Text block:
So there is a girl at college that I want to start a conversation with but I keep failing to initiate it. I’m a big Marvel fan and so is she. She occasionally wears Marvel shirts and has a Spider-Man eraser. I commute to my college two days a week and we are in the same room for a certain period of time on one of those days. I was thinking of complimenting her Marvel merch and then a conversation could start from there. The conversation may or may not lead to something romantic. While I would love if it became a relationship, I’m nervous to start the conversation because I have never been in a relationship so the possibility of being in one is all new to me. I also worry because she is always sitting at a table with at least one person so I don’t know if that would be awkward or not. Any advice?

4 comments
  1. Become friends with her friends. Don’t go directly for her: And build rapport with her friends. You don’t have to compliment her on her clothes specifically, but when you’re around her just ask her class related questions and don’t be afraid to joke around. You got to break away from the idea of being with her, but that you just want to get to know her better

  2. I’m 45. I’ve learned a bit about communication and confidence. Take it or leave it- the more challenging a situation the more satisfaction you can learn to derive from it.

Bounding box annotations
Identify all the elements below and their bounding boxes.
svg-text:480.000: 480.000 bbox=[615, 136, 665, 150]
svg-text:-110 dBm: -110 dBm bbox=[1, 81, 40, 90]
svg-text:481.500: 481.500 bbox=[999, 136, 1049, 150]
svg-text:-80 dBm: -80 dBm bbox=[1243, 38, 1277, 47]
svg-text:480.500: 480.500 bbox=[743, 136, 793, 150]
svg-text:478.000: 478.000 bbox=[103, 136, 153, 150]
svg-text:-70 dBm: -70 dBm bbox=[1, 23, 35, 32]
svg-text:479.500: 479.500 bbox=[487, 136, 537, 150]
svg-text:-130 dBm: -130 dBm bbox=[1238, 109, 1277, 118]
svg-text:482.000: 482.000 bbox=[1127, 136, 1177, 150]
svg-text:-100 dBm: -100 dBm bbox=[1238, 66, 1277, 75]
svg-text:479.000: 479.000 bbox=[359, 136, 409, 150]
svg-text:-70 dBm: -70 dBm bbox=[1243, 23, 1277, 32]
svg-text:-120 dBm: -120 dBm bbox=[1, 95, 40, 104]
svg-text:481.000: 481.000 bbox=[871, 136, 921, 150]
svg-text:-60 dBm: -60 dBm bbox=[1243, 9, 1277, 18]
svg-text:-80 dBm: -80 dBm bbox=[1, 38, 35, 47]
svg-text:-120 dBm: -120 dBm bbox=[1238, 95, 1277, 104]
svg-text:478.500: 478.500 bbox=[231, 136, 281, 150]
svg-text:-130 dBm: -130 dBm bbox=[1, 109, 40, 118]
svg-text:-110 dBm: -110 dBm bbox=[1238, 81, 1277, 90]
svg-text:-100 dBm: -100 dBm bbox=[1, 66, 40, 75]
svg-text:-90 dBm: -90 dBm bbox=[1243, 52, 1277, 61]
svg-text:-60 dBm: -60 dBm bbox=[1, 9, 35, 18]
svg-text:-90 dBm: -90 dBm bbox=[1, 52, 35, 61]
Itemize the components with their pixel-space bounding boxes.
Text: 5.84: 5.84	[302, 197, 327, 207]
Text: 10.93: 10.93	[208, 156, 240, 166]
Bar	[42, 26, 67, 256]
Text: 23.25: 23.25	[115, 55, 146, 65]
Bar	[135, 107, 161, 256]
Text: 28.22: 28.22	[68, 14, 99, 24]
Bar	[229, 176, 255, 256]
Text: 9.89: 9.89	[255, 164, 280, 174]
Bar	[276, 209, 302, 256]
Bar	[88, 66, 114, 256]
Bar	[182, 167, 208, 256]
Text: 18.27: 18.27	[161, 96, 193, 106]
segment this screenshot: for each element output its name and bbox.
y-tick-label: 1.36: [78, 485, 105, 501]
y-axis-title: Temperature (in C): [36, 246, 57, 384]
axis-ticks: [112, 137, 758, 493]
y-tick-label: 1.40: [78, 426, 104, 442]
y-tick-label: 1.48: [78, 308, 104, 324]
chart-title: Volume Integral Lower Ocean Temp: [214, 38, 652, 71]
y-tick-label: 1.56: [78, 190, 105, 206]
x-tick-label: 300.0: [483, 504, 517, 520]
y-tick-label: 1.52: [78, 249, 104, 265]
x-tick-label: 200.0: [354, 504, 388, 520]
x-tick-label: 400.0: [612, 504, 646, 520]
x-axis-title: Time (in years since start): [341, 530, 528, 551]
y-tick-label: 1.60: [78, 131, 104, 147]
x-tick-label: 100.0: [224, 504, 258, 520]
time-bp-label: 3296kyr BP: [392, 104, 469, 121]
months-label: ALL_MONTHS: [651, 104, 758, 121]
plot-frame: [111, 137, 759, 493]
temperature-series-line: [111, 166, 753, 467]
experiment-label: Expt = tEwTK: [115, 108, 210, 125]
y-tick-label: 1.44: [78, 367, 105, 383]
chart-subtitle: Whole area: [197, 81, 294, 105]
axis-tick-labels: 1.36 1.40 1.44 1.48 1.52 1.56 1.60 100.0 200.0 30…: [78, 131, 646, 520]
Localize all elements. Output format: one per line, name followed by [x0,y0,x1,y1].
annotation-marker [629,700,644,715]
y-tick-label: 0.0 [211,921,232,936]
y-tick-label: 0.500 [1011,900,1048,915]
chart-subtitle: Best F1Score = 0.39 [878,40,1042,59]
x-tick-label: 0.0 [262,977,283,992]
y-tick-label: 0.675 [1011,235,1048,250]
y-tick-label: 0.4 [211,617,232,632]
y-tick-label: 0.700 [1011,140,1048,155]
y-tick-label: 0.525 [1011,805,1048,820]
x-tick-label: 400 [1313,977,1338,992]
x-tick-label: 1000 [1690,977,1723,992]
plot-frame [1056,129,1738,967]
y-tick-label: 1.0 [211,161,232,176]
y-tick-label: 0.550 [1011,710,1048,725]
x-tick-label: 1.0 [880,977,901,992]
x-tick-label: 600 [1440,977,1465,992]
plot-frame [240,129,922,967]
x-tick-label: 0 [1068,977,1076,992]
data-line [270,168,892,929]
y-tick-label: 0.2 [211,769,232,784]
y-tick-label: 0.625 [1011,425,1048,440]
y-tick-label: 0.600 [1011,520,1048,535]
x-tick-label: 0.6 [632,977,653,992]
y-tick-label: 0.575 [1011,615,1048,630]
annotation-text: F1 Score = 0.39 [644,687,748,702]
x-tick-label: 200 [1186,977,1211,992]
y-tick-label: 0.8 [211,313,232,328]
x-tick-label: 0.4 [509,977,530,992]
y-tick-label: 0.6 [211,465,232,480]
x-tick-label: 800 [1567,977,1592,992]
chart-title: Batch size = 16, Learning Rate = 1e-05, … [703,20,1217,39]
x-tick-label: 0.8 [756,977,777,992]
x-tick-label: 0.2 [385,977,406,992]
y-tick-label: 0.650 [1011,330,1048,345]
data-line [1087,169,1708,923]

What is needed: Extend the forum thread about starting a conversation with a fellow Marvel fan at college, beginning right after the final sentence of the second comment.

Expected output:
    The more people at the table- the better. Each time you do something like this is a chance to show your abilities. But, if it’s only one or two people at the table? So be it- go for it. Don’t worry about failure- strive for success.

    Go sit at her table. Strike up your convo- but don’t look at her like a potential mate- this is a fellow human with similar interests. As the convo goes on you’ll find a groove- slide into it and be yourself.

    Want to be a good conversationalist? Latch onto things she says and ask for elaboration. If she loves something or prefers something or holds an opinion, ask questions to get to the why. If there is something you don’t completely understand, it’s ok to hold up a hand to stop her and ask her to explain before continuing. You will never, and I mean never run out of things to talk about with this method unless she shuts you down because she isn’t interested. And if she isn’t interested? So what? There are endless girls out there.

    You won’t always be truly interested. But act interested. If you find her be boring – that’s ok- she isn’t for you. Talking is the easiest and most important thing in relationships- but nobody seems to know how to do it anymore.

    Talk and listen – ask questions. You may be the first person she’s ever really talked to.

    Go for it.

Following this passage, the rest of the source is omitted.